◆ **TEKS BACAAN**
::::
Perjuangan untuk menyelundupkan Kartika ke dalam sel pun berhasil. Walaupun banyak mengalami rintangan. Di dalam sel ini, Kartika dan Dodo Rozak menemukan kebahagiaannya kembali. Kebahagiaan antara ayah dan anak itu menjalari seluruh penghuni sel. Kelucuan-kelucuan pun sering terjadi. Meskipun Dodo Rozak seorang disabilitas, dia punya tanggung jawab dan kasih sayang yang sangat besar kepada anaknya. Inilah pelajaran yang bisa dipetik. Seorang disabilitas saja bisa bertindak seperti itu kepada anaknya apalagi lelaki yang diberikan kesempurnaan. Hal ini bisa menjadi contoh para orang tua khususnya seorang ayah. Demikian juga kasih sayang seorang anak kepada ayahnya yang tidak pernah berakhir meskipun ayahnya seorang laki-laki berketerbelakangan mental. Seperti cinta Kartika kepada ayahnya Dodo Rozak. Oleh karenanya, banyak narapidana yang bersimpati kepadanya, termasuk Hendro, sang kepala penjara.

Kecintaan sahabat-sahabatnya di dalam lapas tidak berhenti di situ. Bahkan teman-temannya juga membantu Dodo Rozak mengusahakan agar dia terbebas dari tuduhan. Berbagai upaya dilakukan. Mereka juga membantu agar dia menghafalkan kalimat yang akan digunakan di persidangan untuk menyangkal tuduhannya sebagai pembunuh dan pemerkosa yang memang tidak dilakukannya.

Klimaks film ini terjadi saat kejujuran Dodo Rozak dipertaruhkan. Keterbatasannya untuk membela diri bahwa dia tidak melakukan seperti yang dituduhkan, ternyata gagal. Dia kalah di pengadialan dan divonis hukuman mati. Eksekusinya akan dilaksanakan di Nusakambangan. Mendengar putusan pengadilan itu, teman-temannya di dalam tahanan sangat sedih. Maka dari itu mereka ingin membantu Dodo Rozak dan putrinya melarikan diri dari tahanan dengan menggunakan balon udara. Namun, usaha mereka tidak berhasil karena balon udara yang dinaiki Dodo Rozak dan Kartika, tersangkut.

Perasaan haru biru penonton tidak tertahan saat menyaksikan perpisahan antara Dodo Rozak dan Kartika Kecil. Lagu soundtracx yang berjudul “Andaikan Kau Datang Kembali” yang dibawakan oleh Anmash Kamaleng menambah derasnya air mata yang tumpah. Dengan tangisan menyayat hati, Kartika kecil harus menyaksikan ayahnya dibawa petugas untuk dipindahkan ke Nusakambangan. Dia terus memanggil-manggil ayahnya. Demikian juga Dodo Rozak tidak berhenti menangis dan ingin bersama Kartika, tapi tidak bisa. Mereka hanya bisa saling melambaikan tangan dalam tangis yang sangat pilu.

Hendro (Deni Sumargo) sang kepala lapas pun tidak bisa menahan kesedihan. Demikian juga para narapidana lain. Akhirnya Kartika pun diminta untuk tinggal bersama keluarga Hendro. Di keluarga itu, anak perempuan ini tumbuh menjadi seorang gadis yang kemudian dikuliahkan agar bisa membela ayahnya.
::::
◆ **TUGAS PENGERJAAN**
**A.** Tampilkan bagian teks bacaan tanpa perubahan sedikit pun, dimulai dari kata-kata yang memuat "Kecintaan sahabat-sahabatnya di" dan berhenti setelah "memang tidak dilakukannya.".
**B.** Tentukan apakah setiap pernyataan berikut sesuai dengan teks bacaan. Jawab ya atau tidak, lalu kutip kata-kata penentu dari teks bacaan apa adanya. (i) Dodo Rozak divonis hukuman mati. (ii) Usaha melarikan diri dengan balon udara berhasil. (iii) Kartika kemudian tinggal bersama keluarga Hendro.
**C.** Berdasarkan teks bacaan, mengapa teman-teman Dodo Rozak di dalam tahanan ingin membantunya melarikan diri dengan balon udara? Jelaskan dalam satu sampai tiga kalimat.
::::
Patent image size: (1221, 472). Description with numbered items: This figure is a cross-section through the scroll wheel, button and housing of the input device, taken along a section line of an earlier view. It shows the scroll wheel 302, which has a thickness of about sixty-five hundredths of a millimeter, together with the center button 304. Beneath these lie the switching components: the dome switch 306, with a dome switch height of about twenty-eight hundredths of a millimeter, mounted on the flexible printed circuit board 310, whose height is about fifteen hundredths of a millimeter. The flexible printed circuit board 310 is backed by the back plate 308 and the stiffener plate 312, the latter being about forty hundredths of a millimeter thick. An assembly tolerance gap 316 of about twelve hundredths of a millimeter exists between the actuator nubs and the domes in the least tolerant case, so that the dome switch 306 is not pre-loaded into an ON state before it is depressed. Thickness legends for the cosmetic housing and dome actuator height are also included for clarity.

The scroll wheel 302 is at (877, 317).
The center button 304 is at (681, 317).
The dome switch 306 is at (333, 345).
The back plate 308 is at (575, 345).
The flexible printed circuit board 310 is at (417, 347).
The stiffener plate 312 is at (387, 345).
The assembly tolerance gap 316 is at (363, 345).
::::
◆ **JAWABAN LENGKAP**
**A.**
Kecintaan sahabat-sahabatnya di dalam lapas tidak berhenti di situ. Bahkan teman-temannya juga membantu Dodo Rozak mengusahakan agar dia terbebas dari tuduhan. Berbagai upaya dilakukan. Mereka juga membantu agar dia menghafalkan kalimat yang akan digunakan di persidangan untuk menyangkal tuduhannya sebagai pembunuh dan pemerkosa yang memang tidak dilakukannya.

**B.**
(i) Ya: "divonis hukuman mati"
(ii) Tidak: "usaha mereka tidak berhasil karena balon udara yang dinaiki Dodo Rozak dan Kartika, tersangkut"
(iii) Ya: "Akhirnya Kartika pun diminta untuk tinggal bersama keluarga Hendro."

**C.** Teman-teman Dodo Rozak sangat sedih setelah mendengar putusan pengadilan yang memvonisnya hukuman mati. Eksekusi itu akan dilaksanakan di Nusakambangan. Karena itu, mereka ingin membantu Dodo Rozak dan putrinya melarikan diri dari tahanan.